> **AIM**
Restate the full listing word for word and leave the pictures out.

> **SUPPLIED DATA**
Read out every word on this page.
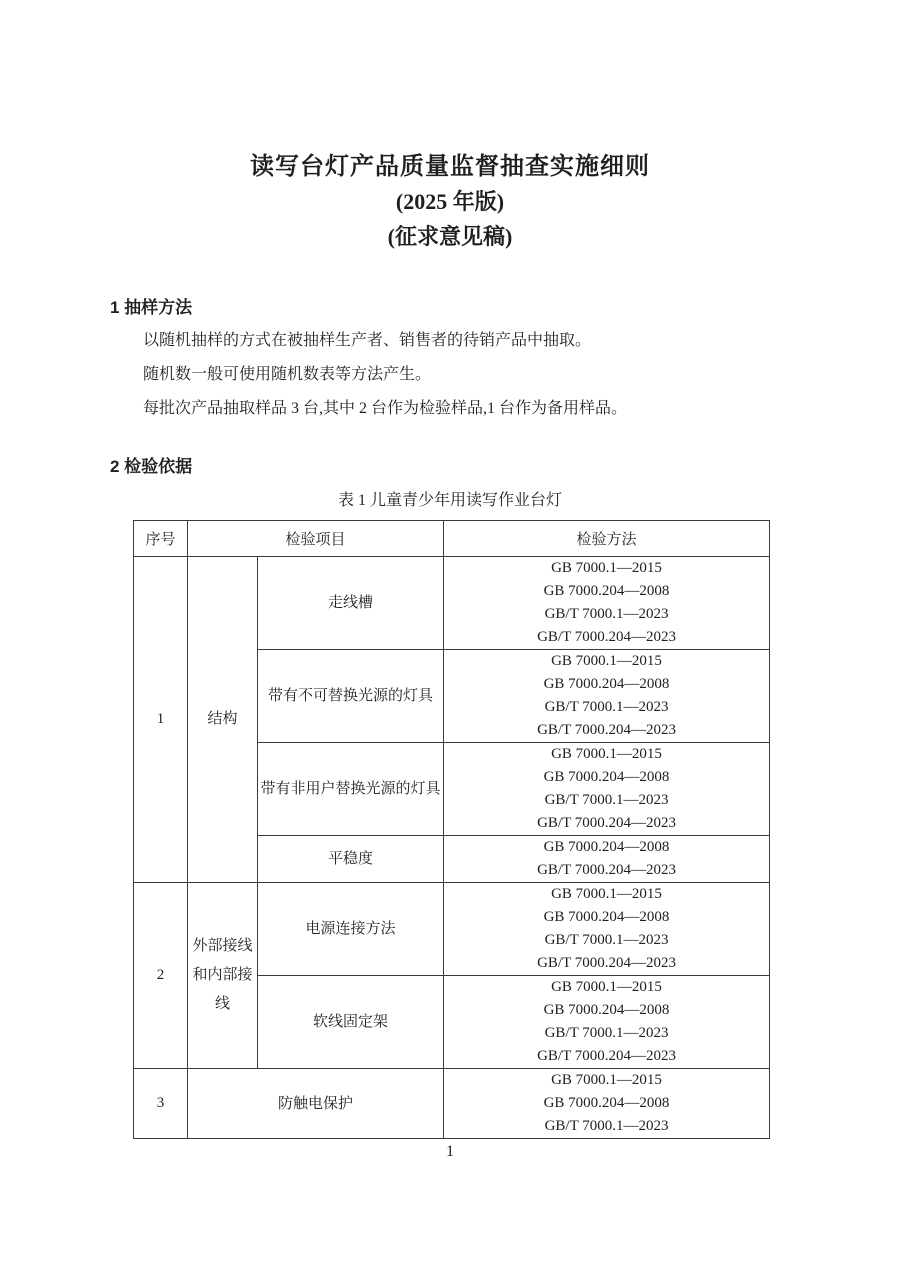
读写台灯产品质量监督抽查实施细则
(2025 年版)
(征求意见稿)
1 抽样方法

以随机抽样的方式在被抽样生产者、销售者的待销产品中抽取。

随机数一般可使用随机数表等方法产生。

每批次产品抽取样品 3 台,其中 2 台作为检验样品,1 台作为备用样品。

2 检验依据
表 1 儿童青少年用读写作业台灯
序号	检验项目		检验方法
1	结构	走线槽	GB 7000.1—2015
GB 7000.204—2008
GB/T 7000.1—2023
GB/T 7000.204—2023

		带有不可替换光源的灯具	GB 7000.1—2015
GB 7000.204—2008
GB/T 7000.1—2023
GB/T 7000.204—2023

		带有非用户替换光源的灯具	GB 7000.1—2015
GB 7000.204—2008
GB/T 7000.1—2023
GB/T 7000.204—2023

		平稳度	GB 7000.204—2008
GB/T 7000.204—2023

2	外部接线和内部接线	电源连接方法	GB 7000.1—2015
GB 7000.204—2008
GB/T 7000.1—2023
GB/T 7000.204—2023

		软线固定架	GB 7000.1—2015
GB 7000.204—2008
GB/T 7000.1—2023
GB/T 7000.204—2023

3	防触电保护		GB 7000.1—2015
GB 7000.204—2008
GB/T 7000.1—2023
1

> **EXPECTED ANSWER**
Read out every word on this page.
读写台灯产品质量监督抽查实施细则
(2025 年版)
(征求意见稿)
1 抽样方法

以随机抽样的方式在被抽样生产者、销售者的待销产品中抽取。

随机数一般可使用随机数表等方法产生。

每批次产品抽取样品 3 台,其中 2 台作为检验样品,1 台作为备用样品。

2 检验依据
表 1 儿童青少年用读写作业台灯
序号	检验项目		检验方法
1	结构	走线槽	GB 7000.1—2015
GB 7000.204—2008
GB/T 7000.1—2023
GB/T 7000.204—2023

		带有不可替换光源的灯具	GB 7000.1—2015
GB 7000.204—2008
GB/T 7000.1—2023
GB/T 7000.204—2023

		带有非用户替换光源的灯具	GB 7000.1—2015
GB 7000.204—2008
GB/T 7000.1—2023
GB/T 7000.204—2023

		平稳度	GB 7000.204—2008
GB/T 7000.204—2023

2	外部接线和内部接线	电源连接方法	GB 7000.1—2015
GB 7000.204—2008
GB/T 7000.1—2023
GB/T 7000.204—2023

		软线固定架	GB 7000.1—2015
GB 7000.204—2008
GB/T 7000.1—2023
GB/T 7000.204—2023

3	防触电保护		GB 7000.1—2015
GB 7000.204—2008
GB/T 7000.1—2023
1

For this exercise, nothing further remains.